▶ _REQUIREMENT_:
Examine the entries and show every line in which the word "Forecast" is found.

▶ _ENTRIES_:
>> start

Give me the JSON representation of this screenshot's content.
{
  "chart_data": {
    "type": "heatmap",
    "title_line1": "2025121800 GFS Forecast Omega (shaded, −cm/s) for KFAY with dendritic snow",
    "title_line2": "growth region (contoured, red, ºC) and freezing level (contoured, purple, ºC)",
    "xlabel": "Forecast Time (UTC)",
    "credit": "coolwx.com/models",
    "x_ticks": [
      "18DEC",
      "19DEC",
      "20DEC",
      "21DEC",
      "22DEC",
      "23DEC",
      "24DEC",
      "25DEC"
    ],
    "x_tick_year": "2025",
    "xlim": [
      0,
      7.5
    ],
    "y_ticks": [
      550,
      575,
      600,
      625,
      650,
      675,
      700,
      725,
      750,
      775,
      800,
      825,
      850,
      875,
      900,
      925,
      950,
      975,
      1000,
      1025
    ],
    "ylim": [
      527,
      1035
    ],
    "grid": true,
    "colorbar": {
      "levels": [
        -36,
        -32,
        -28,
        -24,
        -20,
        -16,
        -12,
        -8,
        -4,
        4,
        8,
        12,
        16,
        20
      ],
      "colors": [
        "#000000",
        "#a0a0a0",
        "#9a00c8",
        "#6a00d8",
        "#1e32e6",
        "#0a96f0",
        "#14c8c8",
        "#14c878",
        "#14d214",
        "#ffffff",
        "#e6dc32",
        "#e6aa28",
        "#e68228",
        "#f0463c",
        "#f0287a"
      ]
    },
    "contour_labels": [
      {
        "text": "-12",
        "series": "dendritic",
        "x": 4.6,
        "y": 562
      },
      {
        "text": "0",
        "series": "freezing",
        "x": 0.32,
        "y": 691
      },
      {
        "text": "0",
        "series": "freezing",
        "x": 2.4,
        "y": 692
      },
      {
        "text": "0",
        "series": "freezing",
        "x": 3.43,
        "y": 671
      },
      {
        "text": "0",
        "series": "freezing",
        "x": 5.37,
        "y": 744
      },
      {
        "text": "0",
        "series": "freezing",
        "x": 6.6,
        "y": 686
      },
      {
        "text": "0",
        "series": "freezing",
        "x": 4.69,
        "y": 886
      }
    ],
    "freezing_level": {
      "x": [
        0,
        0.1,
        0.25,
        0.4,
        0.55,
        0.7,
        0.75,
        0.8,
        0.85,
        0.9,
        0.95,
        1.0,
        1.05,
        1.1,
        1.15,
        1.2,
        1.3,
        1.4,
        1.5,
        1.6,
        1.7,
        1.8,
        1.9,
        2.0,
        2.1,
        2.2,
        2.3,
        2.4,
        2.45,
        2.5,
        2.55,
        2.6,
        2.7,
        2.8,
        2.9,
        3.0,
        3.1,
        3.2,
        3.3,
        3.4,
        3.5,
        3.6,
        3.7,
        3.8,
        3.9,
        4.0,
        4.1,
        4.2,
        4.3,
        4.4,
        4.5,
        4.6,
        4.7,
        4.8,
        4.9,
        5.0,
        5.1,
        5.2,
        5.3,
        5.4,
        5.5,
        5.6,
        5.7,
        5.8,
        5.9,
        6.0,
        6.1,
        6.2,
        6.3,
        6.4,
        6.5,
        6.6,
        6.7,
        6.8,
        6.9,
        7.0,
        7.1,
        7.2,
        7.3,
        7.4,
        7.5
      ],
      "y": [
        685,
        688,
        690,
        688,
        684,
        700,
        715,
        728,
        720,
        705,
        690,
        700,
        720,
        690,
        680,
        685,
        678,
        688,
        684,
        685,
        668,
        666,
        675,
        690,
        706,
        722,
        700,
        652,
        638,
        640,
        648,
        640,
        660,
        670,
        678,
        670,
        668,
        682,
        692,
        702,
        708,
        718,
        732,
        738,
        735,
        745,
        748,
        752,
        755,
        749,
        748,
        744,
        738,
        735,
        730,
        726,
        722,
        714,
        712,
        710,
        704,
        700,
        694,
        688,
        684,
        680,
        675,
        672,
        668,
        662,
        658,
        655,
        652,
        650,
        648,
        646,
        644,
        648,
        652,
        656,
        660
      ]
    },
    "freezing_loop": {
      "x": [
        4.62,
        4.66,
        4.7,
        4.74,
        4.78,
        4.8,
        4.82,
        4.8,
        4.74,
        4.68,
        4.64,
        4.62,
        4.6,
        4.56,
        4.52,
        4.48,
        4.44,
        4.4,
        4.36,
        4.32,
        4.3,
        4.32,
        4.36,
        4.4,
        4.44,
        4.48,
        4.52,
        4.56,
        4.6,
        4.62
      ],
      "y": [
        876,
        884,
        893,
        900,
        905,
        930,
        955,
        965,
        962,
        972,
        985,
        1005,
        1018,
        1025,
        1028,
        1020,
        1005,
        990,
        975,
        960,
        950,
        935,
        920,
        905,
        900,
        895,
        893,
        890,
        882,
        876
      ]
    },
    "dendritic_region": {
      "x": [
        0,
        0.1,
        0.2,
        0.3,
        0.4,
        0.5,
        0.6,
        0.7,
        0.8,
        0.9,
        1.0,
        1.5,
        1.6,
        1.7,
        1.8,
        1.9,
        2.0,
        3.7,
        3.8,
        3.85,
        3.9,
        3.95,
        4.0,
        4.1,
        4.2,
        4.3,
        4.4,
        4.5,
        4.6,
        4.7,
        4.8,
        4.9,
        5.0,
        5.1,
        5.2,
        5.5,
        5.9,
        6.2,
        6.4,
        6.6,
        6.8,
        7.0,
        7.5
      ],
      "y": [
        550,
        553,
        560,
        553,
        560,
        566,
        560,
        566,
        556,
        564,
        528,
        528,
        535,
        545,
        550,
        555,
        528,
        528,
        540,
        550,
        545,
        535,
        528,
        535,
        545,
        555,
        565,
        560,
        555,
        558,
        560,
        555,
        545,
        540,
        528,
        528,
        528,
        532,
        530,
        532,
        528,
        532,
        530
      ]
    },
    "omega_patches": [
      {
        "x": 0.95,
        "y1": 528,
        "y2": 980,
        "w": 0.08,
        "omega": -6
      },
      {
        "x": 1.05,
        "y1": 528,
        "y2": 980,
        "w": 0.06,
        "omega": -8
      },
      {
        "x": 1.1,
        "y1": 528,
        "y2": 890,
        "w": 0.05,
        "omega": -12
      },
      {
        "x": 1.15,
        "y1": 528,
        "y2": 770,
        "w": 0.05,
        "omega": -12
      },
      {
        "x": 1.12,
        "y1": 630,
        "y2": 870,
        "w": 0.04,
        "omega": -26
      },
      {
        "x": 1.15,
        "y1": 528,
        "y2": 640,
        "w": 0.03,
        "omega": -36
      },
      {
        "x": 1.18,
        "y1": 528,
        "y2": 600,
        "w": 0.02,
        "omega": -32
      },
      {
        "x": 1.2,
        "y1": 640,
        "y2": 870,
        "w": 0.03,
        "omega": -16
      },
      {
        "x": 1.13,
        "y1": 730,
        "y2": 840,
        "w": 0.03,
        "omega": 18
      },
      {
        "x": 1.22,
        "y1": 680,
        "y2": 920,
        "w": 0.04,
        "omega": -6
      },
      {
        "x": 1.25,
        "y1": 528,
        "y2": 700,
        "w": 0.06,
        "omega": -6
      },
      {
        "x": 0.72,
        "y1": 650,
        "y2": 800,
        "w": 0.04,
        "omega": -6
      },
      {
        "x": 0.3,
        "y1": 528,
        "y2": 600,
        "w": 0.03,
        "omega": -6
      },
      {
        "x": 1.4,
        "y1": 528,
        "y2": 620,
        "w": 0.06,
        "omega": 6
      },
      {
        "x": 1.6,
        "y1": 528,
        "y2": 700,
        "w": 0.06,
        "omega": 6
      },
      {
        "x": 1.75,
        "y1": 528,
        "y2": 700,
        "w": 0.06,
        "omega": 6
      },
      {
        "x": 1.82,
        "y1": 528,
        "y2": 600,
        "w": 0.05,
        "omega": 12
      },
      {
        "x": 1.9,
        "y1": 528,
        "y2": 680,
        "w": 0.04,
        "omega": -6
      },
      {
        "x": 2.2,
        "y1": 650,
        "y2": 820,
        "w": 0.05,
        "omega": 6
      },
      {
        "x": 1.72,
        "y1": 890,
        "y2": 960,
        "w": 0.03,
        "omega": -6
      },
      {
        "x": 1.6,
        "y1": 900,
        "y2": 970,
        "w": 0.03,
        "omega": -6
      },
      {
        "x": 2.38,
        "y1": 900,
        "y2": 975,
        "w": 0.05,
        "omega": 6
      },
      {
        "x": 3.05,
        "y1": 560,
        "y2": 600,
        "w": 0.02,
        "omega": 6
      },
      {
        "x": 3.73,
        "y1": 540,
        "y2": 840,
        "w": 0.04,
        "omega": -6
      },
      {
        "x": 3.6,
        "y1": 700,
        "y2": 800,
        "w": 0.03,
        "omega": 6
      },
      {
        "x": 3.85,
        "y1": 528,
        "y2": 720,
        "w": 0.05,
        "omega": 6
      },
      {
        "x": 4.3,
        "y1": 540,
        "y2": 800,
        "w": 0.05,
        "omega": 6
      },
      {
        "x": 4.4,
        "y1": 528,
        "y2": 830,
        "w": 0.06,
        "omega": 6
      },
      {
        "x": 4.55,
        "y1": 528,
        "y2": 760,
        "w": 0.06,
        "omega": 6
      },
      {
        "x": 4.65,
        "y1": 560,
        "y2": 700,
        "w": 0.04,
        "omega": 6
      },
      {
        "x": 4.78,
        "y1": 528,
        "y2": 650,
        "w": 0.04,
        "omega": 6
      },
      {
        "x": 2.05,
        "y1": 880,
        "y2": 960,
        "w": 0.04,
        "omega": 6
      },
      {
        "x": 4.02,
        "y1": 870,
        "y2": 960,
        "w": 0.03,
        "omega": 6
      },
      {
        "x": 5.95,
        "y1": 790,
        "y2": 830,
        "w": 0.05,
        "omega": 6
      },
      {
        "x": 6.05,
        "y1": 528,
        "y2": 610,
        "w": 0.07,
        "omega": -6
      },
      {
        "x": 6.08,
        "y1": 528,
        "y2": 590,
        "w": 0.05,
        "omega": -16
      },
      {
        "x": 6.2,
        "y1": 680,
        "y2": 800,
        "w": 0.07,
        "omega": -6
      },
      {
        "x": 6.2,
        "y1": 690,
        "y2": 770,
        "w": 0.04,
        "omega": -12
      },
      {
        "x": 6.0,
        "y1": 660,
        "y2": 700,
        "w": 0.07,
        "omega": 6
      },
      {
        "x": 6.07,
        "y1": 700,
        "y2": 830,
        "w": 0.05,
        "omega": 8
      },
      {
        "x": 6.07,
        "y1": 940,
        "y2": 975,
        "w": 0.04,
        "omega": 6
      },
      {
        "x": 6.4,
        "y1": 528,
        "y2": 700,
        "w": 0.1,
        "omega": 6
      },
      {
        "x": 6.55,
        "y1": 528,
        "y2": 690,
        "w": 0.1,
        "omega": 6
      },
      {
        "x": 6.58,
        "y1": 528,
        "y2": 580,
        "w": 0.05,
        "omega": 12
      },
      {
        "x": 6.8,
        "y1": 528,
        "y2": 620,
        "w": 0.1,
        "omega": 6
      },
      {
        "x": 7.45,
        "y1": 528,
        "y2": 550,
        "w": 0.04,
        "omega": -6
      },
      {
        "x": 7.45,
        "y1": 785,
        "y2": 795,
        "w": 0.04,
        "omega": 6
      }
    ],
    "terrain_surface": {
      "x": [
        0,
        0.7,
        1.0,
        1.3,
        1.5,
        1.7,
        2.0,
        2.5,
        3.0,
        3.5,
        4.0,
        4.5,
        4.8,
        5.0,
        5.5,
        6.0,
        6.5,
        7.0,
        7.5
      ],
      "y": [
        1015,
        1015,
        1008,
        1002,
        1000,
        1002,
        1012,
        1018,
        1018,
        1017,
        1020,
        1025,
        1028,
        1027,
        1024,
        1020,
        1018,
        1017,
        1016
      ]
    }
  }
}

>> end

▶ _RESULT OF THIS EXERCISE_:
    "title_line1": "2025121800 GFS Forecast Omega (shaded, −cm/s) for KFAY with dendritic snow",
    "xlabel": "Forecast Time (UTC)",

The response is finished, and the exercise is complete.